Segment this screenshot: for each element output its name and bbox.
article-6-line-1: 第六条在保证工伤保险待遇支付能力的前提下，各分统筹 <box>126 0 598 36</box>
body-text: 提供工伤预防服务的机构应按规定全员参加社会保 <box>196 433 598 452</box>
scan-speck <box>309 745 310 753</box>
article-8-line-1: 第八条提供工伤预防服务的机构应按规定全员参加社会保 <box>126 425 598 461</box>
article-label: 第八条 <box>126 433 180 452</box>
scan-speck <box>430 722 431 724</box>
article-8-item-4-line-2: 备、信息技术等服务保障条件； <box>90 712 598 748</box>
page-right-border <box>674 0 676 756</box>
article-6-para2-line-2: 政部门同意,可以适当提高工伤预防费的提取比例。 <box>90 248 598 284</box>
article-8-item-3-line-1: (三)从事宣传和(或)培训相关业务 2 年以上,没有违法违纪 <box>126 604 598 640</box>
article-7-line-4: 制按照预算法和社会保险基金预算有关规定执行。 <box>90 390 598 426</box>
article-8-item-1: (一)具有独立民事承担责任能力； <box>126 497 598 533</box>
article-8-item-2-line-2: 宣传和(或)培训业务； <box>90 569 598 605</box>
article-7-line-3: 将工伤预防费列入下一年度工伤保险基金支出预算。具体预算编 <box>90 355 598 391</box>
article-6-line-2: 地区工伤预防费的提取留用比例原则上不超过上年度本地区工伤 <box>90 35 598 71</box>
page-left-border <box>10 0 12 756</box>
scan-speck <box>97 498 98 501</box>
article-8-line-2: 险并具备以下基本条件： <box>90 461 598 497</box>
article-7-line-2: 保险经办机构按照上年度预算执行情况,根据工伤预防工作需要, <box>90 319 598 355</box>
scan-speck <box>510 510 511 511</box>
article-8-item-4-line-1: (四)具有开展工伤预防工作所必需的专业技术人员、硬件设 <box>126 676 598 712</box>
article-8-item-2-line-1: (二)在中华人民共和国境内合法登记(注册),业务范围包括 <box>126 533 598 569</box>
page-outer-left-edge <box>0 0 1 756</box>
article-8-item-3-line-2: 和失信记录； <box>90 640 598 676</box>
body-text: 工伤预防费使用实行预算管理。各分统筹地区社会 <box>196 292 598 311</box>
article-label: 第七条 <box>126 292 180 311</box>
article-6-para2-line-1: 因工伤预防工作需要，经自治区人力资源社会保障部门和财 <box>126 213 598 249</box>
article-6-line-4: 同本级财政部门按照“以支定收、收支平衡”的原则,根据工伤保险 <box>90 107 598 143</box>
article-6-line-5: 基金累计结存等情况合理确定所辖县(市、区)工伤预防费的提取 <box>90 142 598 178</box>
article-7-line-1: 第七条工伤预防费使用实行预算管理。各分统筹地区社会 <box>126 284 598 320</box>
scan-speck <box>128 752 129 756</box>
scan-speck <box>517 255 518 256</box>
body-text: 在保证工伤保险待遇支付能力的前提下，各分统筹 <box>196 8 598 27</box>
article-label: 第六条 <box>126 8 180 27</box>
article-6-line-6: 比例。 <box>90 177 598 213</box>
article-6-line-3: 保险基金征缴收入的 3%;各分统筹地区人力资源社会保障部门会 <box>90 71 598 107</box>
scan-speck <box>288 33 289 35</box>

Exercise instructions - Please lay out the lines from the start of the material through the line containing "body-text: 在保证工伤保险待遇支付能力的前提下，各分统筹 <box>196" as a JSON list of strings, one string per line, with blank lines left out.

Full answer -
[
  "Segment this screenshot: for each element output its name and bbox.",
  "article-6-line-1: 第六条在保证工伤保险待遇支付能力的前提下，各分统筹 <box>126 0 598 36</box>",
  "body-text: 提供工伤预防服务的机构应按规定全员参加社会保 <box>196 433 598 452</box>",
  "scan-speck <box>309 745 310 753</box>",
  "article-8-line-1: 第八条提供工伤预防服务的机构应按规定全员参加社会保 <box>126 425 598 461</box>",
  "article-label: 第八条 <box>126 433 180 452</box>",
  "scan-speck <box>430 722 431 724</box>",
  "article-8-item-4-line-2: 备、信息技术等服务保障条件； <box>90 712 598 748</box>",
  "page-right-border <box>674 0 676 756</box>",
  "article-6-para2-line-2: 政部门同意,可以适当提高工伤预防费的提取比例。 <box>90 248 598 284</box>",
  "article-8-item-3-line-1: (三)从事宣传和(或)培训相关业务 2 年以上,没有违法违纪 <box>126 604 598 640</box>",
  "article-7-line-4: 制按照预算法和社会保险基金预算有关规定执行。 <box>90 390 598 426</box>",
  "article-8-item-1: (一)具有独立民事承担责任能力； <box>126 497 598 533</box>",
  "article-8-item-2-line-2: 宣传和(或)培训业务； <box>90 569 598 605</box>",
  "article-7-line-3: 将工伤预防费列入下一年度工伤保险基金支出预算。具体预算编 <box>90 355 598 391</box>",
  "article-6-line-2: 地区工伤预防费的提取留用比例原则上不超过上年度本地区工伤 <box>90 35 598 71</box>",
  "page-left-border <box>10 0 12 756</box>",
  "scan-speck <box>97 498 98 501</box>",
  "article-8-line-2: 险并具备以下基本条件： <box>90 461 598 497</box>",
  "article-7-line-2: 保险经办机构按照上年度预算执行情况,根据工伤预防工作需要, <box>90 319 598 355</box>",
  "scan-speck <box>510 510 511 511</box>",
  "article-8-item-4-line-1: (四)具有开展工伤预防工作所必需的专业技术人员、硬件设 <box>126 676 598 712</box>",
  "article-8-item-2-line-1: (二)在中华人民共和国境内合法登记(注册),业务范围包括 <box>126 533 598 569</box>",
  "page-outer-left-edge <box>0 0 1 756</box>",
  "article-8-item-3-line-2: 和失信记录； <box>90 640 598 676</box>",
  "body-text: 工伤预防费使用实行预算管理。各分统筹地区社会 <box>196 292 598 311</box>",
  "article-label: 第七条 <box>126 292 180 311</box>",
  "article-6-para2-line-1: 因工伤预防工作需要，经自治区人力资源社会保障部门和财 <box>126 213 598 249</box>",
  "article-6-line-4: 同本级财政部门按照“以支定收、收支平衡”的原则,根据工伤保险 <box>90 107 598 143</box>",
  "article-6-line-5: 基金累计结存等情况合理确定所辖县(市、区)工伤预防费的提取 <box>90 142 598 178</box>",
  "article-7-line-1: 第七条工伤预防费使用实行预算管理。各分统筹地区社会 <box>126 284 598 320</box>",
  "scan-speck <box>128 752 129 756</box>",
  "scan-speck <box>517 255 518 256</box>",
  "body-text: 在保证工伤保险待遇支付能力的前提下，各分统筹 <box>196 8 598 27</box>"
]